(Your objective) Below are some records; reproduce every one of them exactly.

[Provided data start]

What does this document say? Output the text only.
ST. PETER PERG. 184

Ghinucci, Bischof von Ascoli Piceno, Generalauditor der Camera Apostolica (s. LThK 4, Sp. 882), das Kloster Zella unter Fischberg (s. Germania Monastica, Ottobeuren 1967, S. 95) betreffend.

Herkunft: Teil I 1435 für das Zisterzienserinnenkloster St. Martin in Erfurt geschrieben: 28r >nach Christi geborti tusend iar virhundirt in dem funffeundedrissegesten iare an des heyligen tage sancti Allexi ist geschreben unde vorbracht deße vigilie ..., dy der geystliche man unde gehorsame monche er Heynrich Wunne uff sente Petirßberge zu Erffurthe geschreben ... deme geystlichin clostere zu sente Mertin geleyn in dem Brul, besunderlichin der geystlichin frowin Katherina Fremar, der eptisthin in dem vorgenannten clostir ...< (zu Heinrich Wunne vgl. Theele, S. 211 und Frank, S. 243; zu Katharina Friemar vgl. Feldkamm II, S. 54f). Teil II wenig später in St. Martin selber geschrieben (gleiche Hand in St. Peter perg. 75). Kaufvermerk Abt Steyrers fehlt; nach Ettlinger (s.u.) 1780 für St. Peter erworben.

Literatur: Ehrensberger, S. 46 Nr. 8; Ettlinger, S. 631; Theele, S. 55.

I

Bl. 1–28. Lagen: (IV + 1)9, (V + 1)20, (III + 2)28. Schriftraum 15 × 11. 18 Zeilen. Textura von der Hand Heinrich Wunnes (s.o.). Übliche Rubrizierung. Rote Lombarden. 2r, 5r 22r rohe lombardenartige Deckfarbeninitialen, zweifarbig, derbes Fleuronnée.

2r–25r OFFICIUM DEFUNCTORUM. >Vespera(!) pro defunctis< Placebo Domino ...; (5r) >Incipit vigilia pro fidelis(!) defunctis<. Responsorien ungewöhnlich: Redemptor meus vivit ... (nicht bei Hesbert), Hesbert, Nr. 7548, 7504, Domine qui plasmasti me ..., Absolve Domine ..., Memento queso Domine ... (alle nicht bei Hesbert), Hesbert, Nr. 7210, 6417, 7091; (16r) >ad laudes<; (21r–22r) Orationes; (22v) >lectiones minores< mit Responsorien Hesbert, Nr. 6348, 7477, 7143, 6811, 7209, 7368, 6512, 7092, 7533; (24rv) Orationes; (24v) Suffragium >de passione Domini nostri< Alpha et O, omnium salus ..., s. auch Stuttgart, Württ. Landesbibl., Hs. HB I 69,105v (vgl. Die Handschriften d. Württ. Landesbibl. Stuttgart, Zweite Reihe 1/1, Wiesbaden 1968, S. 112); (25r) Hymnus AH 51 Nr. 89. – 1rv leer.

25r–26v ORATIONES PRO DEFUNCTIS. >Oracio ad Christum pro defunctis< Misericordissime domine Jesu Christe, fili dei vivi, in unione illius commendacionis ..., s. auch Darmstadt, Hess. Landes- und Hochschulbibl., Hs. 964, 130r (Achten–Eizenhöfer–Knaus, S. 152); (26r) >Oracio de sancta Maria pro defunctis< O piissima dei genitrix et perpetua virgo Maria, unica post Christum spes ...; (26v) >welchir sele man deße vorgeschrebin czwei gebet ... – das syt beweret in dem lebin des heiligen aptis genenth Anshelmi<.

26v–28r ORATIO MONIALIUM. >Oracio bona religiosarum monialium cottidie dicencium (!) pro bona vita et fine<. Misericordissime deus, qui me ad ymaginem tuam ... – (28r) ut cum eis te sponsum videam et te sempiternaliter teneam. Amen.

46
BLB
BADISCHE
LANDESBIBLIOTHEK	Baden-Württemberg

[Provided data end]

(Exercise output)
What does this document say? Output the text only.
ST. PETER PERG. 184

Ghinucci, Bischof von Ascoli Piceno, Generalauditor der Camera Apostolica (s. LThK 4, Sp. 882), das Kloster Zella unter Fischberg (s. Germania Monastica, Ottobeuren 1967, S. 95) betreffend.

Herkunft: Teil I 1435 für das Zisterzienserinnenkloster St. Martin in Erfurt geschrieben: 28r >nach Christi geborti tusend iar virhundirt in dem funffeundedrissegesten iare an des heyligen tage sancti Allexi ist geschreben unde vorbracht deße vigilie ..., dy der geystliche man unde gehorsame monche er Heynrich Wunne uff sente Petirßberge zu Erffurthe geschreben ... deme geystlichin clostere zu sente Mertin geleyn in dem Brul, besunderlichin der geystlichin frowin Katherina Fremar, der eptisthin in dem vorgenannten clostir ...< (zu Heinrich Wunne vgl. Theele, S. 211 und Frank, S. 243; zu Katharina Friemar vgl. Feldkamm II, S. 54f). Teil II wenig später in St. Martin selber geschrieben (gleiche Hand in St. Peter perg. 75). Kaufvermerk Abt Steyrers fehlt; nach Ettlinger (s.u.) 1780 für St. Peter erworben.

Literatur: Ehrensberger, S. 46 Nr. 8; Ettlinger, S. 631; Theele, S. 55.

I

Bl. 1–28. Lagen: (IV + 1)9, (V + 1)20, (III + 2)28. Schriftraum 15 × 11. 18 Zeilen. Textura von der Hand Heinrich Wunnes (s.o.). Übliche Rubrizierung. Rote Lombarden. 2r, 5r 22r rohe lombardenartige Deckfarbeninitialen, zweifarbig, derbes Fleuronnée.

2r–25r OFFICIUM DEFUNCTORUM. >Vespera(!) pro defunctis< Placebo Domino ...; (5r) >Incipit vigilia pro fidelis(!) defunctis<. Responsorien ungewöhnlich: Redemptor meus vivit ... (nicht bei Hesbert), Hesbert, Nr. 7548, 7504, Domine qui plasmasti me ..., Absolve Domine ..., Memento queso Domine ... (alle nicht bei Hesbert), Hesbert, Nr. 7210, 6417, 7091; (16r) >ad laudes<; (21r–22r) Orationes; (22v) >lectiones minores< mit Responsorien Hesbert, Nr. 6348, 7477, 7143, 6811, 7209, 7368, 6512, 7092, 7533; (24rv) Orationes; (24v) Suffragium >de passione Domini nostri< Alpha et O, omnium salus ..., s. auch Stuttgart, Württ. Landesbibl., Hs. HB I 69,105v (vgl. Die Handschriften d. Württ. Landesbibl. Stuttgart, Zweite Reihe 1/1, Wiesbaden 1968, S. 112); (25r) Hymnus AH 51 Nr. 89. – 1rv leer.

25r–26v ORATIONES PRO DEFUNCTIS. >Oracio ad Christum pro defunctis< Misericordissime domine Jesu Christe, fili dei vivi, in unione illius commendacionis ..., s. auch Darmstadt, Hess. Landes- und Hochschulbibl., Hs. 964, 130r (Achten–Eizenhöfer–Knaus, S. 152); (26r) >Oracio de sancta Maria pro defunctis< O piissima dei genitrix et perpetua virgo Maria, unica post Christum spes ...; (26v) >welchir sele man deße vorgeschrebin czwei gebet ... – das syt beweret in dem lebin des heiligen aptis genenth Anshelmi<.

26v–28r ORATIO MONIALIUM. >Oracio bona religiosarum monialium cottidie dicencium (!) pro bona vita et fine<. Misericordissime deus, qui me ad ymaginem tuam ... – (28r) ut cum eis te sponsum videam et te sempiternaliter teneam. Amen.

46
BLB
BADISCHE
LANDESBIBLIOTHEK	Baden-Württemberg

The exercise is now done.